_Given exercise_. Copy every line of the records below where the word "this" occurs.
......
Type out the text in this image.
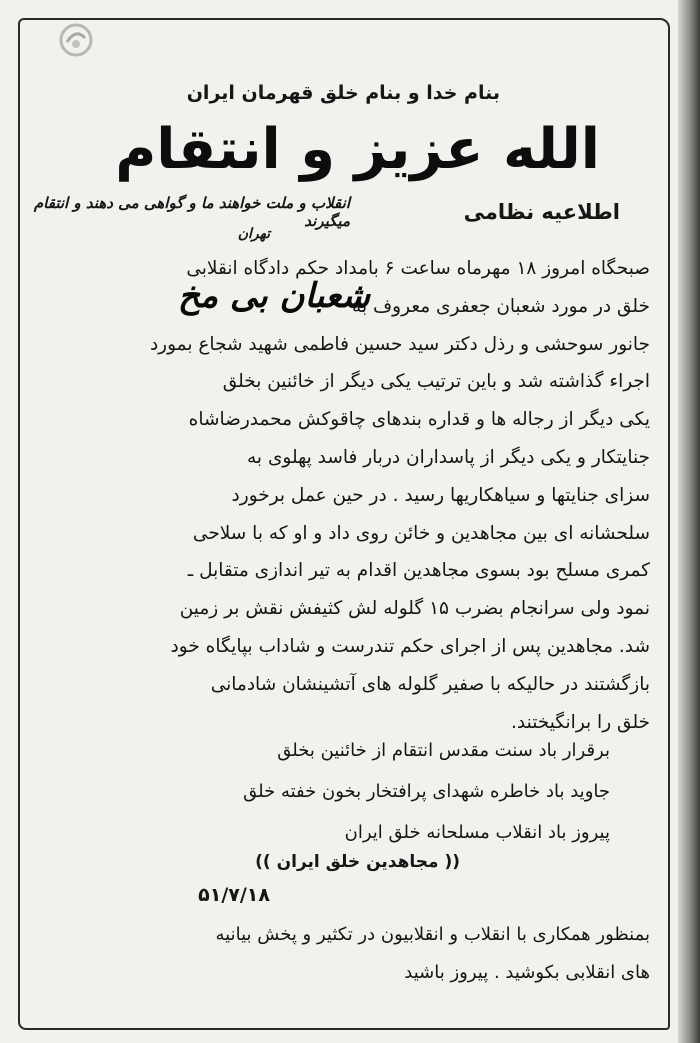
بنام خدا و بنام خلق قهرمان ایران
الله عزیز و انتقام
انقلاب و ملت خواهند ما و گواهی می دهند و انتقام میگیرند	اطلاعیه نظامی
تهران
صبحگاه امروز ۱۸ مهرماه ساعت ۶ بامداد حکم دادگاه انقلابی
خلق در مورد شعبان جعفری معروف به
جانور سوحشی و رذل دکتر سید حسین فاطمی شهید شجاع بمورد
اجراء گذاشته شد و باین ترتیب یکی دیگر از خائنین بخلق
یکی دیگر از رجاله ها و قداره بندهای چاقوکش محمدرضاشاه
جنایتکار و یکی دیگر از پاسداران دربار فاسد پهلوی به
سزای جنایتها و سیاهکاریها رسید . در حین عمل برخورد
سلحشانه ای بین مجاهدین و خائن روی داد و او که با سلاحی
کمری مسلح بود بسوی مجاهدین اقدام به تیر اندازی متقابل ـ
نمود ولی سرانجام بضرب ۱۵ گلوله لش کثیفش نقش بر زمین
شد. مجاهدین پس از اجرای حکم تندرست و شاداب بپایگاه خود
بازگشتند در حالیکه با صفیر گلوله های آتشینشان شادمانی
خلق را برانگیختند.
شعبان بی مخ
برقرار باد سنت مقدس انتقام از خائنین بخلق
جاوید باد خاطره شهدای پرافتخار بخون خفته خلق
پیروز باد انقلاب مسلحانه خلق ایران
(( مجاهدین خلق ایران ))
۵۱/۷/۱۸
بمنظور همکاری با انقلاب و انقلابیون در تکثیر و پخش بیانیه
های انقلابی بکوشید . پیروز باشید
......
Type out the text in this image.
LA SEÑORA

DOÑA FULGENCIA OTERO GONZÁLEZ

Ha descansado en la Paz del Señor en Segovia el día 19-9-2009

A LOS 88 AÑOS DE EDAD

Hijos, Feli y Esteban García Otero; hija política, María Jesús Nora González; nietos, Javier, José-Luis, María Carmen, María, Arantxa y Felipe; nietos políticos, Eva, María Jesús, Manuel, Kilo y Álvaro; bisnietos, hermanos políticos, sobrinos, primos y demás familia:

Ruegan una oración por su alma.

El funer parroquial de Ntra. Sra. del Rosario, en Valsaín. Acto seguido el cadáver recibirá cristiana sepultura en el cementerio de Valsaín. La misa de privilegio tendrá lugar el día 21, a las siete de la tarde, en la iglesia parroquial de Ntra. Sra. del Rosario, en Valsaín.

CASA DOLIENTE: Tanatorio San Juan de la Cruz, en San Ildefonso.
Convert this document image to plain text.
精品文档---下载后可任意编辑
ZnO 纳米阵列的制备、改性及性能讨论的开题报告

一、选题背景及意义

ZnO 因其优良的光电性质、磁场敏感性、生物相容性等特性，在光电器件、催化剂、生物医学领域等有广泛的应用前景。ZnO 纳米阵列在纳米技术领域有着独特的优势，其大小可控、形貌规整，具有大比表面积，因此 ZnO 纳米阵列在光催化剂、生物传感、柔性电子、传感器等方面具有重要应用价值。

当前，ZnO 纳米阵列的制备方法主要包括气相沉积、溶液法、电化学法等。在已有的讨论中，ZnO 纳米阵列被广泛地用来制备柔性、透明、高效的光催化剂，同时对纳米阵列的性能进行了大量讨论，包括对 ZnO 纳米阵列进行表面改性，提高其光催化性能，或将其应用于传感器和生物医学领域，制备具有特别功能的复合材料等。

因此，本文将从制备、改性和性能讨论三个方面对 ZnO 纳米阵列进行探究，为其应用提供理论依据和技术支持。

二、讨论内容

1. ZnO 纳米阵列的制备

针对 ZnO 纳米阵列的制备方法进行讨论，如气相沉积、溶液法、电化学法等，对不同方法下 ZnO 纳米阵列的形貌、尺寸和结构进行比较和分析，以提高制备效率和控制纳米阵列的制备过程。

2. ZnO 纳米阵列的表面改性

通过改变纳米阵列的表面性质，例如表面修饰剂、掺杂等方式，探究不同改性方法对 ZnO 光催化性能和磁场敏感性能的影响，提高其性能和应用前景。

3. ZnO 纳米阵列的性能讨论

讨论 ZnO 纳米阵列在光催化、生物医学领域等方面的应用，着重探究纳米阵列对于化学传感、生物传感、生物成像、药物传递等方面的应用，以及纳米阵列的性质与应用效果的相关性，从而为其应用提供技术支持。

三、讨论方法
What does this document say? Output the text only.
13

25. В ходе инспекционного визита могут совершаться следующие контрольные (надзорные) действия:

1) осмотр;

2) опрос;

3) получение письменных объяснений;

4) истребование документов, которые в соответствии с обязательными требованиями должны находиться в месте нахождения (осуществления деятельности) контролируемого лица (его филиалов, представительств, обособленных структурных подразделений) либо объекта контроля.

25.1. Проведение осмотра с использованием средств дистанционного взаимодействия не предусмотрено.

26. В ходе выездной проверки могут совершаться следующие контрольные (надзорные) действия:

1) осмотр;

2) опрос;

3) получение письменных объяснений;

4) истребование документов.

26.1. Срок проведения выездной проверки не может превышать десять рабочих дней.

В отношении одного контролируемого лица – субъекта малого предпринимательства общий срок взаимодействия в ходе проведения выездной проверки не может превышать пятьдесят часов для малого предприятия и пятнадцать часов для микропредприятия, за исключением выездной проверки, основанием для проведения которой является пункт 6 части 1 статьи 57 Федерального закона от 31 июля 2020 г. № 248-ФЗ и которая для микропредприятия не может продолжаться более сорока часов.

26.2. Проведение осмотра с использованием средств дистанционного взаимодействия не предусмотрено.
......
_Answer below_.
Type out the text in this image.
Type out the text in this image.
Convert this document image to plain text.
What does this document say? Output the text only.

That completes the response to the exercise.